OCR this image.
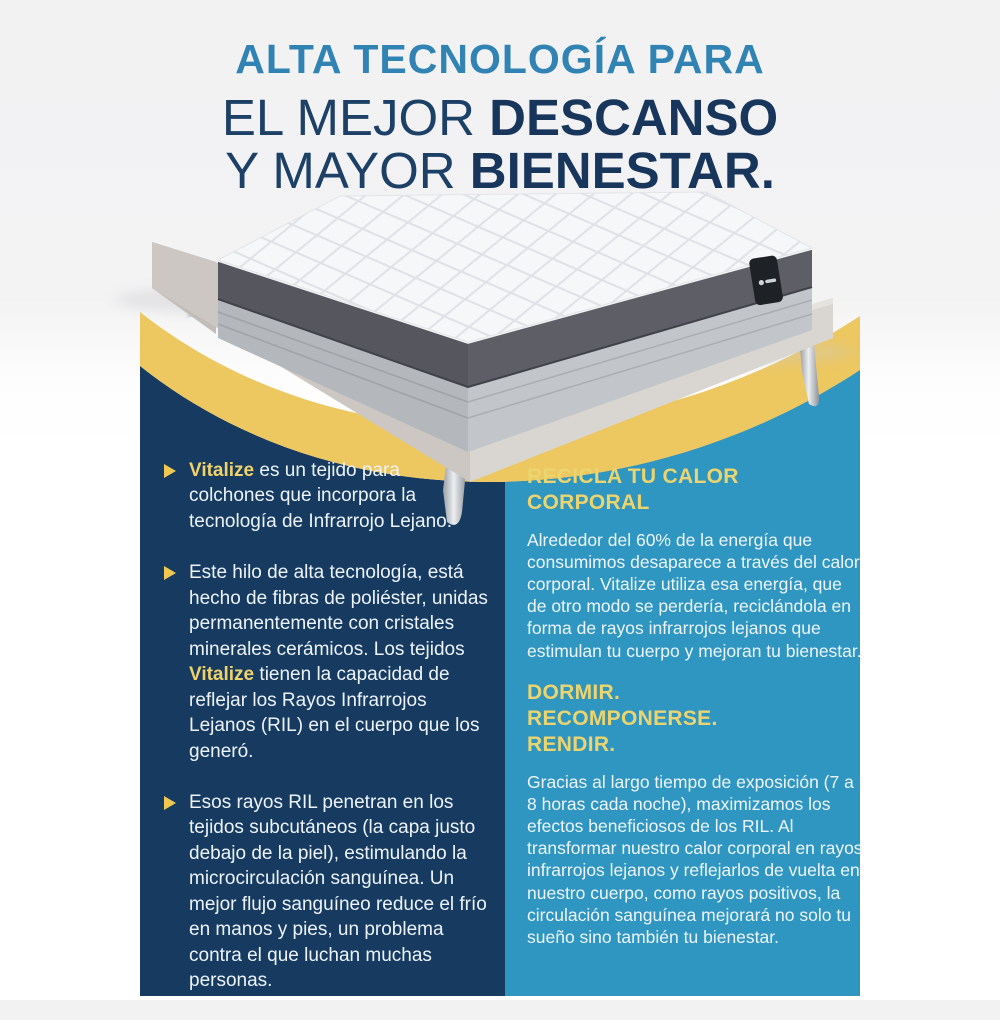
ALTA TECNOLOGÍA PARA
EL MEJOR DESCANSO
Y MAYOR BIENESTAR.

Vitalize es un tejido para colchones que incorpora la tecnología de Infrarrojo Lejano.

Este hilo de alta tecnología, está hecho de fibras de poliéster, unidas permanentemente con cristales minerales cerámicos. Los tejidos Vitalize tienen la capacidad de reflejar los Rayos Infrarrojos Lejanos (RIL) en el cuerpo que los generó.

Esos rayos RIL penetran en los tejidos subcutáneos (la capa justo debajo de la piel), estimulando la microcirculación sanguínea. Un mejor flujo sanguíneo reduce el frío en manos y pies, un problema contra el que luchan muchas personas.

RECICLA TU CALOR CORPORAL

Alrededor del 60% de la energía que consumimos desaparece a través del calor corporal. Vitalize utiliza esa energía, que de otro modo se perdería, reciclándola en forma de rayos infrarrojos lejanos que estimulan tu cuerpo y mejoran tu bienestar.

DORMIR.
RECOMPONERSE.
RENDIR.

Gracias al largo tiempo de exposición (7 a 8 horas cada noche), maximizamos los efectos beneficiosos de los RIL. Al transformar nuestro calor corporal en rayos infrarrojos lejanos y reflejarlos de vuelta en nuestro cuerpo, como rayos positivos, la circulación sanguínea mejorará no solo tu sueño sino también tu bienestar.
◇ ◇ ◇
Problem requirements: Copy each line in full and exactly, omitting any picture.

Result for this task:
OCR this image.
ALTA TECNOLOGÍA PARA
EL MEJOR DESCANSO
Y MAYOR BIENESTAR.

Vitalize es un tejido para colchones que incorpora la tecnología de Infrarrojo Lejano.

Este hilo de alta tecnología, está hecho de fibras de poliéster, unidas permanentemente con cristales minerales cerámicos. Los tejidos Vitalize tienen la capacidad de reflejar los Rayos Infrarrojos Lejanos (RIL) en el cuerpo que los generó.

Esos rayos RIL penetran en los tejidos subcutáneos (la capa justo debajo de la piel), estimulando la microcirculación sanguínea. Un mejor flujo sanguíneo reduce el frío en manos y pies, un problema contra el que luchan muchas personas.

RECICLA TU CALOR CORPORAL

Alrededor del 60% de la energía que consumimos desaparece a través del calor corporal. Vitalize utiliza esa energía, que de otro modo se perdería, reciclándola en forma de rayos infrarrojos lejanos que estimulan tu cuerpo y mejoran tu bienestar.

DORMIR.
RECOMPONERSE.
RENDIR.

Gracias al largo tiempo de exposición (7 a 8 horas cada noche), maximizamos los efectos beneficiosos de los RIL. Al transformar nuestro calor corporal en rayos infrarrojos lejanos y reflejarlos de vuelta en nuestro cuerpo, como rayos positivos, la circulación sanguínea mejorará no solo tu sueño sino también tu bienestar.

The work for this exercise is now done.